[Input data]
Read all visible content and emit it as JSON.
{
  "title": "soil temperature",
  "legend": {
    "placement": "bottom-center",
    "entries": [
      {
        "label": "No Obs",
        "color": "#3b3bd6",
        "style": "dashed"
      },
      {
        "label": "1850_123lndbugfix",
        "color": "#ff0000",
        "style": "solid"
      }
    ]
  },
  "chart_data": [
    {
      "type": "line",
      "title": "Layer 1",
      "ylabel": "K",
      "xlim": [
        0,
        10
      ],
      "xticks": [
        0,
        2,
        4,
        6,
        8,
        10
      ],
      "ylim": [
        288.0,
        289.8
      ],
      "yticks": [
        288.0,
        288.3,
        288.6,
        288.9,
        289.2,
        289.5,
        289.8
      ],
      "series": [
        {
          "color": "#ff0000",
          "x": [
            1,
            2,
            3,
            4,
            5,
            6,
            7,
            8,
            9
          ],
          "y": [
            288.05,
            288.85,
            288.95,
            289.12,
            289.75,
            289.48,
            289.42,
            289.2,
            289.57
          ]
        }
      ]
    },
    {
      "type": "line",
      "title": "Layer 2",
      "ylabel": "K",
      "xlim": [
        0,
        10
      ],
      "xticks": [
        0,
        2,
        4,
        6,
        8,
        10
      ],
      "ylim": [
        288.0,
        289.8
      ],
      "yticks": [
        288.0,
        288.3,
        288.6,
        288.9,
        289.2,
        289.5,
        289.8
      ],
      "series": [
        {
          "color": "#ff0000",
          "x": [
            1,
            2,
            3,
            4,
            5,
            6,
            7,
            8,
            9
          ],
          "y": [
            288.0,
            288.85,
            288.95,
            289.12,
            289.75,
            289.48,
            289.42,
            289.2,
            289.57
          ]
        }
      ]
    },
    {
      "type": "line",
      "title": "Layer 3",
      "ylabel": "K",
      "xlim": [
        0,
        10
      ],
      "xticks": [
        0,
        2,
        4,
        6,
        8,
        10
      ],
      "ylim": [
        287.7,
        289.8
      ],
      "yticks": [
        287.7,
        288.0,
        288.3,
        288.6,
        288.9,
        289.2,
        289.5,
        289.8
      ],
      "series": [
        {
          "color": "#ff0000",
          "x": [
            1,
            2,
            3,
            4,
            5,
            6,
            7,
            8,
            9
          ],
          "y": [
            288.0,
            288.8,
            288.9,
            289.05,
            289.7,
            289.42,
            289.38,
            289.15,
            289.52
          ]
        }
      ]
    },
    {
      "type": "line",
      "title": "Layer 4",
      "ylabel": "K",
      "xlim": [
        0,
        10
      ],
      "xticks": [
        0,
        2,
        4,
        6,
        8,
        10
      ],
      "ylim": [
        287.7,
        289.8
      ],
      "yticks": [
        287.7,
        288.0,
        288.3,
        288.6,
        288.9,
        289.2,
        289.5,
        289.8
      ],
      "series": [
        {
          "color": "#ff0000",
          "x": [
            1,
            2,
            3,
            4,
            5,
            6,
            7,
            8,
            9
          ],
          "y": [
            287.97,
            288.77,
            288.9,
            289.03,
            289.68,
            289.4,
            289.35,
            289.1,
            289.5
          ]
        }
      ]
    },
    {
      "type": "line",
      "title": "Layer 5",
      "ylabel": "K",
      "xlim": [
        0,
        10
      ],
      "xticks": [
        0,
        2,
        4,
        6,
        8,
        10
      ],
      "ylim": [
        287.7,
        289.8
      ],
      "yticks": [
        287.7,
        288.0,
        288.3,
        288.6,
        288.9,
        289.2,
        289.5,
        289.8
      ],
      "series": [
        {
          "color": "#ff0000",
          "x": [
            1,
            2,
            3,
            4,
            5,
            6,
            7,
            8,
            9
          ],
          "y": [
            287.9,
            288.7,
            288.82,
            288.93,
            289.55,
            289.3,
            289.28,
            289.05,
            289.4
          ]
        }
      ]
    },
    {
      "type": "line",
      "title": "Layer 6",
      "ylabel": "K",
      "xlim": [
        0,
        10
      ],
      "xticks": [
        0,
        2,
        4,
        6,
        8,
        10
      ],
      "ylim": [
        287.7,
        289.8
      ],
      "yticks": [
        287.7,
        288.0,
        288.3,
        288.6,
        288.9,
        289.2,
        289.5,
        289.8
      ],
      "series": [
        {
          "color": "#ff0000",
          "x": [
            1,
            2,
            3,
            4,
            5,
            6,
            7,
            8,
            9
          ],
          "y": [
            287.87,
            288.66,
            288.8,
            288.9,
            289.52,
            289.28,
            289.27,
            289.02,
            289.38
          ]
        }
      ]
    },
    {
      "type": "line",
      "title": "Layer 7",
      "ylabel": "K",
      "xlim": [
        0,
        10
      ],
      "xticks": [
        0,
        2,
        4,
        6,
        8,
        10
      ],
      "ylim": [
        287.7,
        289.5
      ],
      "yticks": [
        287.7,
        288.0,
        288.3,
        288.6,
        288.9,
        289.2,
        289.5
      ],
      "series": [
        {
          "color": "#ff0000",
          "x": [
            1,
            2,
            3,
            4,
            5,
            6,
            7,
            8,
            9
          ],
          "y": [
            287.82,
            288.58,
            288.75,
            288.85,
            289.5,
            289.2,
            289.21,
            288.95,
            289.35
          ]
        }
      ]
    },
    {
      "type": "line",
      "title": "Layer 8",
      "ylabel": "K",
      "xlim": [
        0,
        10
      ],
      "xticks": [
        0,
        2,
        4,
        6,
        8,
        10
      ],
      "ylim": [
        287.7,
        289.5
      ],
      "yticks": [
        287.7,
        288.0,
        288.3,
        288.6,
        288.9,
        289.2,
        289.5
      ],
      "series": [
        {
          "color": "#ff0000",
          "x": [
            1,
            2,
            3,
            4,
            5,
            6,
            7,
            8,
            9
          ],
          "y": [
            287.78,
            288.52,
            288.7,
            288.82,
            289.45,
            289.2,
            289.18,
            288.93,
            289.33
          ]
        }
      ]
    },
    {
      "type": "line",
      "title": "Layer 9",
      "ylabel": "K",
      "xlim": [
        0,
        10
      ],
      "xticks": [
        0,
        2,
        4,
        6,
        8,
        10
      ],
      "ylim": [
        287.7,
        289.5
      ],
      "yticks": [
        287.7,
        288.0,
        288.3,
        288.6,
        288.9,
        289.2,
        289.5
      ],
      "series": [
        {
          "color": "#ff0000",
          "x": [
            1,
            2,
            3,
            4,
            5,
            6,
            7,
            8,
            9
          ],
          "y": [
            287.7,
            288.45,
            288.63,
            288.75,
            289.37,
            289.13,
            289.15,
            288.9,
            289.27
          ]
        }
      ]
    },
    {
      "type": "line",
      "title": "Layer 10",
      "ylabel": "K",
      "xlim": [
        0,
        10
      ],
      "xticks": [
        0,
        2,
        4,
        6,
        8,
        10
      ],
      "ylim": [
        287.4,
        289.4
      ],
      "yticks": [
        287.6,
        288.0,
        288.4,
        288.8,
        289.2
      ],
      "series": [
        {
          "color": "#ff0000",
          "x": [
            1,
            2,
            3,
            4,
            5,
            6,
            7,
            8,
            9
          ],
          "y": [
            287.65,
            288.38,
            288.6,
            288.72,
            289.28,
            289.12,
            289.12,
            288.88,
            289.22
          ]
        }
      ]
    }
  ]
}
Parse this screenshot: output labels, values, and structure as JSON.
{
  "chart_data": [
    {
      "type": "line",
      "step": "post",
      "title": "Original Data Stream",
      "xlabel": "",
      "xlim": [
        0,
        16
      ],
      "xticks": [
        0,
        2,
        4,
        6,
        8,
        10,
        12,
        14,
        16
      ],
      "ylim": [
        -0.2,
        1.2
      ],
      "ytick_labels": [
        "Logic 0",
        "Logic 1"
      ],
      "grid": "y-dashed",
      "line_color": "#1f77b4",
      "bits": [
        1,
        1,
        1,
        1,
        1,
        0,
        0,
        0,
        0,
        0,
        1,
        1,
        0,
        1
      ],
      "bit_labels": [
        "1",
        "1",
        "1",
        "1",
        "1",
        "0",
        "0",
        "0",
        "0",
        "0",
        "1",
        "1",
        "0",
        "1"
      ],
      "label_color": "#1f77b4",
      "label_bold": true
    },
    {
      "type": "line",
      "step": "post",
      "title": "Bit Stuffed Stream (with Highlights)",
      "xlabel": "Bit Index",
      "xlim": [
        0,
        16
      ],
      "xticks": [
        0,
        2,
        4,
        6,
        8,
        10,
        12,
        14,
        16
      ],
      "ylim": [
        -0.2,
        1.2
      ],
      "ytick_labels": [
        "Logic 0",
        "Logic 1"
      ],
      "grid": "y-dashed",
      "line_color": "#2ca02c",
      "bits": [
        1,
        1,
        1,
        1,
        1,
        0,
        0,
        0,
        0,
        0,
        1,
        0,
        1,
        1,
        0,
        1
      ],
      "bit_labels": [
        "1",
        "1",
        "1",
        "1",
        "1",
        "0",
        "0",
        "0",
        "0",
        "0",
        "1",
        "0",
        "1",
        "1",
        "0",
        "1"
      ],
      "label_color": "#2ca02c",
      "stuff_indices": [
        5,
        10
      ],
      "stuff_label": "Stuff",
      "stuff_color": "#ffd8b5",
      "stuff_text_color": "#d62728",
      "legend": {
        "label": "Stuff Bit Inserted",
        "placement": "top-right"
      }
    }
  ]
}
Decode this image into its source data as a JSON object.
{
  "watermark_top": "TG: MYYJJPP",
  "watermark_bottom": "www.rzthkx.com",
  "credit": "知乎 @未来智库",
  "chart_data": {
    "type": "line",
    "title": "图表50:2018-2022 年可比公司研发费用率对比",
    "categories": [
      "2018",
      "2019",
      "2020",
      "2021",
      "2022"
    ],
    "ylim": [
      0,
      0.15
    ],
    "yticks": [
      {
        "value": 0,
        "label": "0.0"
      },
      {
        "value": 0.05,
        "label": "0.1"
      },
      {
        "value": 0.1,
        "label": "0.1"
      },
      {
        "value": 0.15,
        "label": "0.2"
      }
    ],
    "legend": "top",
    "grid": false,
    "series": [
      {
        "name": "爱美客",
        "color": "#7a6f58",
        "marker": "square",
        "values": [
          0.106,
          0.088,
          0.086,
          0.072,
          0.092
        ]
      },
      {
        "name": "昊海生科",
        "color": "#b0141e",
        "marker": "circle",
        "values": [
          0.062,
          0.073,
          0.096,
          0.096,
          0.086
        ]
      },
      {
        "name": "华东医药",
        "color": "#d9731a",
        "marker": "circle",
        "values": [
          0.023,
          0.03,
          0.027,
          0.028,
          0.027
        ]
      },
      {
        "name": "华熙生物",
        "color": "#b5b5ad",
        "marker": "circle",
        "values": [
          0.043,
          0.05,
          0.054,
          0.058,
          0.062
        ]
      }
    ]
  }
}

[Stated exercise]
Look through the entries and find each line that has the string "placement". Copy those lines.

[Output for this exercise]
    "placement": "bottom-center",
        "placement": "top-right"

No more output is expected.